Stated goal ::
Each entry that follows is to be retyped exactly. Pictures do not belong in the copy.

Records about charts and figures

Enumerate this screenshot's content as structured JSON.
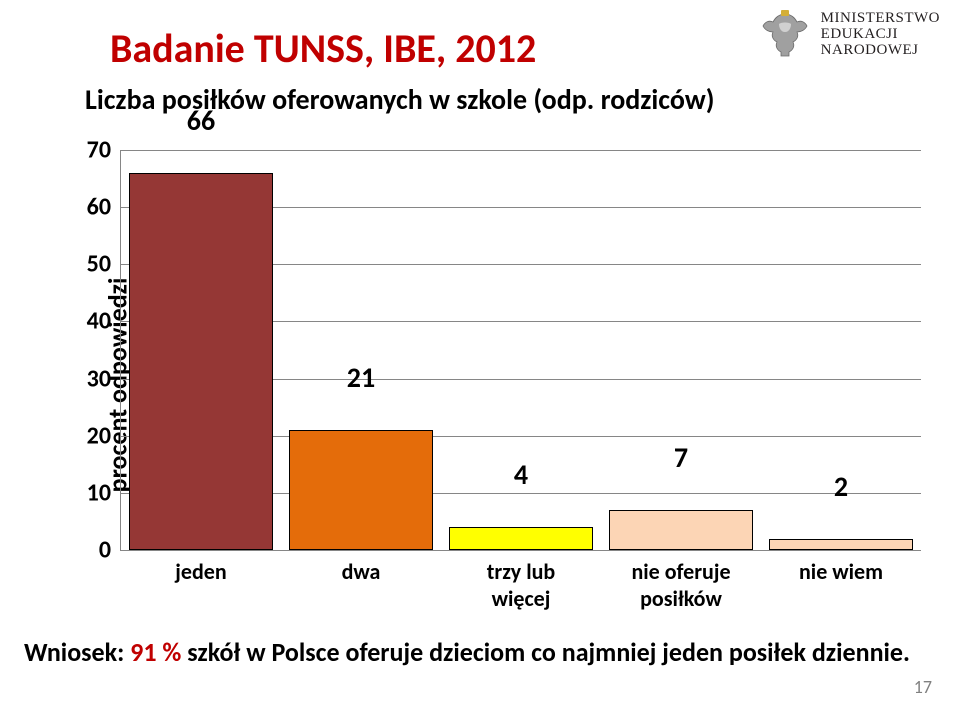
{
  "header": {
    "ministry_l1": "MINISTERSTWO",
    "ministry_l2": "EDUKACJI",
    "ministry_l3": "NARODOWEJ"
  },
  "title": "Badanie TUNSS, IBE, 2012",
  "subtitle": "Liczba posiłków oferowanych w szkole (odp. rodziców)",
  "chart": {
    "type": "bar",
    "y_axis_title": "procent odpowiedzi",
    "ylim": [
      0,
      70
    ],
    "ytick_step": 10,
    "yticks": [
      0,
      10,
      20,
      30,
      40,
      50,
      60,
      70
    ],
    "categories": [
      "jeden",
      "dwa",
      "trzy lub więcej",
      "nie oferuje posiłków",
      "nie wiem"
    ],
    "values": [
      66,
      21,
      4,
      7,
      2
    ],
    "bar_colors": [
      "#953735",
      "#e46c0a",
      "#ffff00",
      "#fcd5b5",
      "#fcd5b5"
    ],
    "bar_border_color": "#000000",
    "grid_color": "#868686",
    "axis_color": "#868686",
    "background_color": "#ffffff",
    "label_fontsize": 28,
    "tick_fontsize": 24,
    "xtick_fontsize": 22,
    "yaxis_title_fontsize": 26,
    "font_weight": "bold",
    "bar_width_ratio": 0.9
  },
  "footnote": {
    "lead": "Wniosek: ",
    "highlight": " 91 % ",
    "rest": "szkół w Polsce oferuje dzieciom co najmniej jeden posiłek dziennie."
  },
  "page_number": "17",
  "colors": {
    "title_color": "#c00000",
    "text_color": "#000000",
    "page_num_color": "#808080"
  }
}
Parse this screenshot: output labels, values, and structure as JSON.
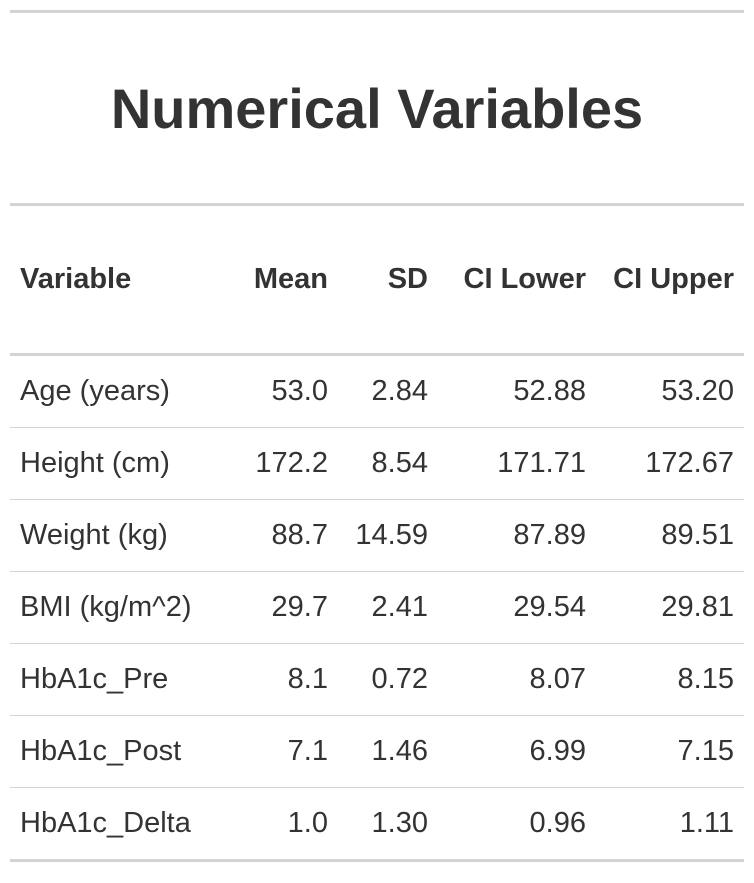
{
  "title": "Numerical Variables",
  "colors": {
    "text": "#333333",
    "rule": "#d3d3d3",
    "background": "#ffffff"
  },
  "chart_data": {
    "type": "table",
    "title": "Numerical Variables",
    "columns": [
      "Variable",
      "Mean",
      "SD",
      "CI Lower",
      "CI Upper"
    ],
    "rows": [
      [
        "Age (years)",
        "53.0",
        "2.84",
        "52.88",
        "53.20"
      ],
      [
        "Height (cm)",
        "172.2",
        "8.54",
        "171.71",
        "172.67"
      ],
      [
        "Weight (kg)",
        "88.7",
        "14.59",
        "87.89",
        "89.51"
      ],
      [
        "BMI (kg/m^2)",
        "29.7",
        "2.41",
        "29.54",
        "29.81"
      ],
      [
        "HbA1c_Pre",
        "8.1",
        "0.72",
        "8.07",
        "8.15"
      ],
      [
        "HbA1c_Post",
        "7.1",
        "1.46",
        "6.99",
        "7.15"
      ],
      [
        "HbA1c_Delta",
        "1.0",
        "1.30",
        "0.96",
        "1.11"
      ]
    ]
  }
}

Full answer ::
Enumerate this screenshot's content as structured JSON.
{
  "header": {
    "ministry_l1": "MINISTERSTWO",
    "ministry_l2": "EDUKACJI",
    "ministry_l3": "NARODOWEJ"
  },
  "title": "Badanie TUNSS, IBE, 2012",
  "subtitle": "Liczba posiłków oferowanych w szkole (odp. rodziców)",
  "chart": {
    "type": "bar",
    "y_axis_title": "procent odpowiedzi",
    "ylim": [
      0,
      70
    ],
    "ytick_step": 10,
    "yticks": [
      0,
      10,
      20,
      30,
      40,
      50,
      60,
      70
    ],
    "categories": [
      "jeden",
      "dwa",
      "trzy lub więcej",
      "nie oferuje posiłków",
      "nie wiem"
    ],
    "values": [
      66,
      21,
      4,
      7,
      2
    ],
    "bar_colors": [
      "#953735",
      "#e46c0a",
      "#ffff00",
      "#fcd5b5",
      "#fcd5b5"
    ],
    "bar_border_color": "#000000",
    "grid_color": "#868686",
    "axis_color": "#868686",
    "background_color": "#ffffff",
    "label_fontsize": 28,
    "tick_fontsize": 24,
    "xtick_fontsize": 22,
    "yaxis_title_fontsize": 26,
    "font_weight": "bold",
    "bar_width_ratio": 0.9
  },
  "footnote": {
    "lead": "Wniosek: ",
    "highlight": " 91 % ",
    "rest": "szkół w Polsce oferuje dzieciom co najmniej jeden posiłek dziennie."
  },
  "page_number": "17",
  "colors": {
    "title_color": "#c00000",
    "text_color": "#000000",
    "page_num_color": "#808080"
  }
}
Parse this screenshot: output labels, values, and structure as JSON.
{
  "title": "Numerical Variables",
  "colors": {
    "text": "#333333",
    "rule": "#d3d3d3",
    "background": "#ffffff"
  },
  "chart_data": {
    "type": "table",
    "title": "Numerical Variables",
    "columns": [
      "Variable",
      "Mean",
      "SD",
      "CI Lower",
      "CI Upper"
    ],
    "rows": [
      [
        "Age (years)",
        "53.0",
        "2.84",
        "52.88",
        "53.20"
      ],
      [
        "Height (cm)",
        "172.2",
        "8.54",
        "171.71",
        "172.67"
      ],
      [
        "Weight (kg)",
        "88.7",
        "14.59",
        "87.89",
        "89.51"
      ],
      [
        "BMI (kg/m^2)",
        "29.7",
        "2.41",
        "29.54",
        "29.81"
      ],
      [
        "HbA1c_Pre",
        "8.1",
        "0.72",
        "8.07",
        "8.15"
      ],
      [
        "HbA1c_Post",
        "7.1",
        "1.46",
        "6.99",
        "7.15"
      ],
      [
        "HbA1c_Delta",
        "1.0",
        "1.30",
        "0.96",
        "1.11"
      ]
    ]
  }
}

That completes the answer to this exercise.